Problem to solve>
Would you restate all the data that follows, word for word?

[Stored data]
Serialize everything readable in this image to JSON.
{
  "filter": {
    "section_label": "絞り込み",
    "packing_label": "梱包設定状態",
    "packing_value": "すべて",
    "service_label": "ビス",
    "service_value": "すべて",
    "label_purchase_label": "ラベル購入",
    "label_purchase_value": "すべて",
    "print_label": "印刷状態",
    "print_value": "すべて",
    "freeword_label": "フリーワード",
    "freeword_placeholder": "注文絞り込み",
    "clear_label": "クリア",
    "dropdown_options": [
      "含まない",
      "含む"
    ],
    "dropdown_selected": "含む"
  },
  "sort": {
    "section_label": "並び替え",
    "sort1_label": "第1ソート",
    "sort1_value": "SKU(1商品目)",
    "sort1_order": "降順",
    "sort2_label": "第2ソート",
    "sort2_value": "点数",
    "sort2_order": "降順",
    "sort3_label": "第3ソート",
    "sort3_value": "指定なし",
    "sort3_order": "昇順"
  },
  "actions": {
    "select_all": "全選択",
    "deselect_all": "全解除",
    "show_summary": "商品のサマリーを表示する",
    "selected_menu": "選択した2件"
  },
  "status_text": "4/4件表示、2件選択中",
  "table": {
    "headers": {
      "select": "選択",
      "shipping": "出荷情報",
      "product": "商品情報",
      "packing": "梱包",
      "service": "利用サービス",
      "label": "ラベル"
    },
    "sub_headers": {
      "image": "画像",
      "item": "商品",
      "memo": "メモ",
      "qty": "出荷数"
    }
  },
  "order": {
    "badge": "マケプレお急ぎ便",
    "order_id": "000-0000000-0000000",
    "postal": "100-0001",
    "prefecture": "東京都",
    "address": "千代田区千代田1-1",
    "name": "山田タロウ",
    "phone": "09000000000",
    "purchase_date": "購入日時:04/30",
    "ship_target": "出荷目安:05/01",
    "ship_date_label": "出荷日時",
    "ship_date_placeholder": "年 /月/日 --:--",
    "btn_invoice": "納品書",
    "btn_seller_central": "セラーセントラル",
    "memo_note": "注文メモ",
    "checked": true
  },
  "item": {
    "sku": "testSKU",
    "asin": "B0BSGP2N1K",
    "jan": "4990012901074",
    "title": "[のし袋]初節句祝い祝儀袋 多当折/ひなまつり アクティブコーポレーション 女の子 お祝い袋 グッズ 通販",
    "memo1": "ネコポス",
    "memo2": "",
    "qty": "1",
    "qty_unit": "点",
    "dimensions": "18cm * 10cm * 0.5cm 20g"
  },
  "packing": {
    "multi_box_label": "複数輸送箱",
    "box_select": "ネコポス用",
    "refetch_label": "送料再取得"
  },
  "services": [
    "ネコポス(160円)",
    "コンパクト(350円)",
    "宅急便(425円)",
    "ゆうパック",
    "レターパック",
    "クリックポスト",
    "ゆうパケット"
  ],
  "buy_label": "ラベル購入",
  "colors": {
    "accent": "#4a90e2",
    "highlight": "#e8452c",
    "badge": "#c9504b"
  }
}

Output of the task>
Serialize everything readable in this image to JSON.
{
  "filter": {
    "section_label": "絞り込み",
    "packing_label": "梱包設定状態",
    "packing_value": "すべて",
    "service_label": "ビス",
    "service_value": "すべて",
    "label_purchase_label": "ラベル購入",
    "label_purchase_value": "すべて",
    "print_label": "印刷状態",
    "print_value": "すべて",
    "freeword_label": "フリーワード",
    "freeword_placeholder": "注文絞り込み",
    "clear_label": "クリア",
    "dropdown_options": [
      "含まない",
      "含む"
    ],
    "dropdown_selected": "含む"
  },
  "sort": {
    "section_label": "並び替え",
    "sort1_label": "第1ソート",
    "sort1_value": "SKU(1商品目)",
    "sort1_order": "降順",
    "sort2_label": "第2ソート",
    "sort2_value": "点数",
    "sort2_order": "降順",
    "sort3_label": "第3ソート",
    "sort3_value": "指定なし",
    "sort3_order": "昇順"
  },
  "actions": {
    "select_all": "全選択",
    "deselect_all": "全解除",
    "show_summary": "商品のサマリーを表示する",
    "selected_menu": "選択した2件"
  },
  "status_text": "4/4件表示、2件選択中",
  "table": {
    "headers": {
      "select": "選択",
      "shipping": "出荷情報",
      "product": "商品情報",
      "packing": "梱包",
      "service": "利用サービス",
      "label": "ラベル"
    },
    "sub_headers": {
      "image": "画像",
      "item": "商品",
      "memo": "メモ",
      "qty": "出荷数"
    }
  },
  "order": {
    "badge": "マケプレお急ぎ便",
    "order_id": "000-0000000-0000000",
    "postal": "100-0001",
    "prefecture": "東京都",
    "address": "千代田区千代田1-1",
    "name": "山田タロウ",
    "phone": "09000000000",
    "purchase_date": "購入日時:04/30",
    "ship_target": "出荷目安:05/01",
    "ship_date_label": "出荷日時",
    "ship_date_placeholder": "年 /月/日 --:--",
    "btn_invoice": "納品書",
    "btn_seller_central": "セラーセントラル",
    "memo_note": "注文メモ",
    "checked": true
  },
  "item": {
    "sku": "testSKU",
    "asin": "B0BSGP2N1K",
    "jan": "4990012901074",
    "title": "[のし袋]初節句祝い祝儀袋 多当折/ひなまつり アクティブコーポレーション 女の子 お祝い袋 グッズ 通販",
    "memo1": "ネコポス",
    "memo2": "",
    "qty": "1",
    "qty_unit": "点",
    "dimensions": "18cm * 10cm * 0.5cm 20g"
  },
  "packing": {
    "multi_box_label": "複数輸送箱",
    "box_select": "ネコポス用",
    "refetch_label": "送料再取得"
  },
  "services": [
    "ネコポス(160円)",
    "コンパクト(350円)",
    "宅急便(425円)",
    "ゆうパック",
    "レターパック",
    "クリックポスト",
    "ゆうパケット"
  ],
  "buy_label": "ラベル購入",
  "colors": {
    "accent": "#4a90e2",
    "highlight": "#e8452c",
    "badge": "#c9504b"
  }
}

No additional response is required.